■ GIVEN TASK ■
Using the listing beneath this task, count the lines with the word "zadních" and write only the result.

■ Data entries ■
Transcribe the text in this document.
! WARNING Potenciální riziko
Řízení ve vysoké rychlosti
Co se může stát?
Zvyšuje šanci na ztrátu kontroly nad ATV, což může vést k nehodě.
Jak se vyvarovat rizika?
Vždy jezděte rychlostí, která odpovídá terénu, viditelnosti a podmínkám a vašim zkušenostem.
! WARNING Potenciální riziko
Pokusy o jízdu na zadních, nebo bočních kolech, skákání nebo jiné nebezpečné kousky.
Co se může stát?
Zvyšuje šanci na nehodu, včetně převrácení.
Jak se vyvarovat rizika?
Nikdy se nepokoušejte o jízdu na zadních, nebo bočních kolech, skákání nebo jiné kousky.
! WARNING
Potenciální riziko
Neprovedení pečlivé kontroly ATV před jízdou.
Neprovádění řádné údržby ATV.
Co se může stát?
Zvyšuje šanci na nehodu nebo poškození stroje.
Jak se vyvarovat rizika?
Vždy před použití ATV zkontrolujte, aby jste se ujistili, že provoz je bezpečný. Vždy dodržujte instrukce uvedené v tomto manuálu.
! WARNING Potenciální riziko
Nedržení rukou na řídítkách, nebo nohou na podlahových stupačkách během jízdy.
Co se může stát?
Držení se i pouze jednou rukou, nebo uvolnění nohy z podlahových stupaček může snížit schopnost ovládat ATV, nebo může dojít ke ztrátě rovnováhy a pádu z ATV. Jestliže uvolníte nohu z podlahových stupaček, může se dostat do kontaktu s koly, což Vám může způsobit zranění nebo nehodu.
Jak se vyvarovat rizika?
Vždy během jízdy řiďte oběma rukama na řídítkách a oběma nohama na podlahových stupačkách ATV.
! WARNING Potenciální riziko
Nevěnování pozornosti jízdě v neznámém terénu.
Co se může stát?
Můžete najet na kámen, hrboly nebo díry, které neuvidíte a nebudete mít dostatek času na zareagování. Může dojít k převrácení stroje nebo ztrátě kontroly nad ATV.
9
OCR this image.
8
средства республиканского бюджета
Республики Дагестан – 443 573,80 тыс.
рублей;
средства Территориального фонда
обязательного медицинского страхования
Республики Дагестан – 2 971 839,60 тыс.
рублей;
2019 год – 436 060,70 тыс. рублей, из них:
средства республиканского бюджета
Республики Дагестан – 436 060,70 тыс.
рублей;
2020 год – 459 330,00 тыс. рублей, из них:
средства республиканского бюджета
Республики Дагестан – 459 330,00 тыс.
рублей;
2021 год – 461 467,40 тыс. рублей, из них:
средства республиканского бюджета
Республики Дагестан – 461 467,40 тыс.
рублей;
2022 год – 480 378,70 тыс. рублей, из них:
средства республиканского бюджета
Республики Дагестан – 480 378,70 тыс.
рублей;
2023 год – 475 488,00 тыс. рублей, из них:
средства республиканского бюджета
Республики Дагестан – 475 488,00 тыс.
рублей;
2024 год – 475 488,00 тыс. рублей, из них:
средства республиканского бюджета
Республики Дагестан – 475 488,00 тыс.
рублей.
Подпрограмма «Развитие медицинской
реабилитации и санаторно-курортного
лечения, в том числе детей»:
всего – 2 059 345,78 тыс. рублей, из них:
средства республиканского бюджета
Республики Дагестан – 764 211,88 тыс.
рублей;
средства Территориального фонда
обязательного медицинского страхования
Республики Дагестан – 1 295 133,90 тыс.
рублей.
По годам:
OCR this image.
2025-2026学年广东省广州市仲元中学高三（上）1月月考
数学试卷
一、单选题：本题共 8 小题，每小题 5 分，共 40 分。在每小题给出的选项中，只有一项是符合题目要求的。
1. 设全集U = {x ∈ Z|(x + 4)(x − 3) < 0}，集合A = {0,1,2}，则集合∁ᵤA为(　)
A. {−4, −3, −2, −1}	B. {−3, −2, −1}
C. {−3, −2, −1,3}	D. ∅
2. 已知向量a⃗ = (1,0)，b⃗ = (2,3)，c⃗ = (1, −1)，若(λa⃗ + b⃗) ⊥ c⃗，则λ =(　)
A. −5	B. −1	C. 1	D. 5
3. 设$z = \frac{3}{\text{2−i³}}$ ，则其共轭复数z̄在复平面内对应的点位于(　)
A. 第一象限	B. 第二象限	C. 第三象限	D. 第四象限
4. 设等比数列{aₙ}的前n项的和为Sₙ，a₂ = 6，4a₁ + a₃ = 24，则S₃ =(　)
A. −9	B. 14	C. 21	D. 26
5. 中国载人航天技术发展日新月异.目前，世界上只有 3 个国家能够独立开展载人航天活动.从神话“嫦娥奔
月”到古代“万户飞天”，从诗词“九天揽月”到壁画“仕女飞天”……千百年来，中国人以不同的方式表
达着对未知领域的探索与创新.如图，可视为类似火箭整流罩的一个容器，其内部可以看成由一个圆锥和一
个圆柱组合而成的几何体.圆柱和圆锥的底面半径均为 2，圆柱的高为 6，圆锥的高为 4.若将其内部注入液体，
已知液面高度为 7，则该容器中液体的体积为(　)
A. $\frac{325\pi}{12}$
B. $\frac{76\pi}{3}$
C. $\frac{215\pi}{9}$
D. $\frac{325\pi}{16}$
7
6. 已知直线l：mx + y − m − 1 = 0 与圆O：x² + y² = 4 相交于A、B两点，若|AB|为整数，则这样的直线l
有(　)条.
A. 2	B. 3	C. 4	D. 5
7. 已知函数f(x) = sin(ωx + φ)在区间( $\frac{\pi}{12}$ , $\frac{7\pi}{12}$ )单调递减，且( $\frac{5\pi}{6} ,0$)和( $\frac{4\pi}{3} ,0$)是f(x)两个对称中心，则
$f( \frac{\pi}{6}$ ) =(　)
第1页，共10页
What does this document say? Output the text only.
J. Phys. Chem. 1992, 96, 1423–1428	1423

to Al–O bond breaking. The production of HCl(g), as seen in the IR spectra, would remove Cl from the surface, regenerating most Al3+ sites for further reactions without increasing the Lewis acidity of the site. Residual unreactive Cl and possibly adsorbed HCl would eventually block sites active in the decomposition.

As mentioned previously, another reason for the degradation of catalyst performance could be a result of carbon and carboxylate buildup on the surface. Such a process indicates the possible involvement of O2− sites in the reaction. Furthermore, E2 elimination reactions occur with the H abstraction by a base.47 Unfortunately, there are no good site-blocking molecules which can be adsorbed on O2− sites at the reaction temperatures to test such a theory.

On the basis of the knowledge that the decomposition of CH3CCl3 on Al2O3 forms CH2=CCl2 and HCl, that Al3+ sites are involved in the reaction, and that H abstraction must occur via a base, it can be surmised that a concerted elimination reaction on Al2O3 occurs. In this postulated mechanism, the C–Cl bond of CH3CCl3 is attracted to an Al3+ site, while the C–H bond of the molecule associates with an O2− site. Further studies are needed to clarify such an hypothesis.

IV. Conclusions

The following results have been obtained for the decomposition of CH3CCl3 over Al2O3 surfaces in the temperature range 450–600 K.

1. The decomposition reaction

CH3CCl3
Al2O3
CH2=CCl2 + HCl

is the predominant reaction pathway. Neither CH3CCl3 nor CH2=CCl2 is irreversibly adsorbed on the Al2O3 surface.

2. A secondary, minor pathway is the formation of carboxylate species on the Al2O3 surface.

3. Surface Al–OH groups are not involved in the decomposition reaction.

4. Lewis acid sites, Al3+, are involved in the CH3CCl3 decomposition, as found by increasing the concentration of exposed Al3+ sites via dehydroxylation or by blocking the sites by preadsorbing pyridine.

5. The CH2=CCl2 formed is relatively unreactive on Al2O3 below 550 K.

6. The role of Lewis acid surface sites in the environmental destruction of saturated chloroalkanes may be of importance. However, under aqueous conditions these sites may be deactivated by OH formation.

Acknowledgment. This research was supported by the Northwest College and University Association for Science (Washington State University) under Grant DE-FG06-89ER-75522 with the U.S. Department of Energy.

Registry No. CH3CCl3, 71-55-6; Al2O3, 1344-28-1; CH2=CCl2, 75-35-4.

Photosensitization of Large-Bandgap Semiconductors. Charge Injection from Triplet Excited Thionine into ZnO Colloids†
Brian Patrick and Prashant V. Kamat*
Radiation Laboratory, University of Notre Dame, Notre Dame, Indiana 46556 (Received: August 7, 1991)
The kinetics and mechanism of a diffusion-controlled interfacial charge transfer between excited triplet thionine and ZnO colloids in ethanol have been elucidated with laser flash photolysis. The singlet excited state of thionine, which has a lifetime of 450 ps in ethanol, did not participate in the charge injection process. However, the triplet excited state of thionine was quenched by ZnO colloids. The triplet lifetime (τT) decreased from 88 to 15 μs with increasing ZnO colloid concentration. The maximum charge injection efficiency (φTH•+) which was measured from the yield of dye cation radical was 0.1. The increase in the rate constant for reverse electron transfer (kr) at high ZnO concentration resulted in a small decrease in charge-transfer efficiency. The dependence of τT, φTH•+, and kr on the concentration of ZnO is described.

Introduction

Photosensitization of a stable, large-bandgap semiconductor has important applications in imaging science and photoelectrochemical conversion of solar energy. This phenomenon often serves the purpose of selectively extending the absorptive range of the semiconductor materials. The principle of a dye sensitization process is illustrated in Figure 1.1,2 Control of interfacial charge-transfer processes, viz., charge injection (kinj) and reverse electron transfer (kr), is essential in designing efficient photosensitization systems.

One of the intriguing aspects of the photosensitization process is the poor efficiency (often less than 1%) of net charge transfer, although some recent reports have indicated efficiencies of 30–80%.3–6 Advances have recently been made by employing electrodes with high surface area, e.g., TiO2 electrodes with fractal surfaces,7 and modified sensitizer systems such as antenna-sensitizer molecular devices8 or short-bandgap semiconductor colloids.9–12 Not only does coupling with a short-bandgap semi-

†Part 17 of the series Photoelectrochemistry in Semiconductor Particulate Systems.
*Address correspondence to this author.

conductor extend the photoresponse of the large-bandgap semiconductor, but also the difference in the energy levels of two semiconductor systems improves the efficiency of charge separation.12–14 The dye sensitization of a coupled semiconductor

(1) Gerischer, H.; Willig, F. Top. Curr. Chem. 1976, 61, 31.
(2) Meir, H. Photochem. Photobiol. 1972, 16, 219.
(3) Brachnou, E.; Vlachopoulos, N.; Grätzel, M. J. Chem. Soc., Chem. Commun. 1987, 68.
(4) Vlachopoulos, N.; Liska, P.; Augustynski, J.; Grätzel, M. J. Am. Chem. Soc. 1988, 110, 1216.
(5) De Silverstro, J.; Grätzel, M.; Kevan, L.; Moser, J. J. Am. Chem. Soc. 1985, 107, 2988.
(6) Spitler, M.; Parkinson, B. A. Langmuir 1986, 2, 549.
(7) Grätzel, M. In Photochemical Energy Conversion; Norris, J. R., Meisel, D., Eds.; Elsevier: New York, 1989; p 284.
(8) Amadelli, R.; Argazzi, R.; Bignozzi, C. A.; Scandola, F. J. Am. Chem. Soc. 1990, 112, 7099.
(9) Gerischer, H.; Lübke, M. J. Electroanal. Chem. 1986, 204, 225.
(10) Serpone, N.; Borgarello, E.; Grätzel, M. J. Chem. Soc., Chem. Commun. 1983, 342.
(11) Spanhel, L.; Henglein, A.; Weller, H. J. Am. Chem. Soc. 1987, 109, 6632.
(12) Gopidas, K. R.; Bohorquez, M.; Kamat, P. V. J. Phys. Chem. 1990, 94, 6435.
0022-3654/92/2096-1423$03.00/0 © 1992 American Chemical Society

■ ANSWER TO THIS TASK ■
2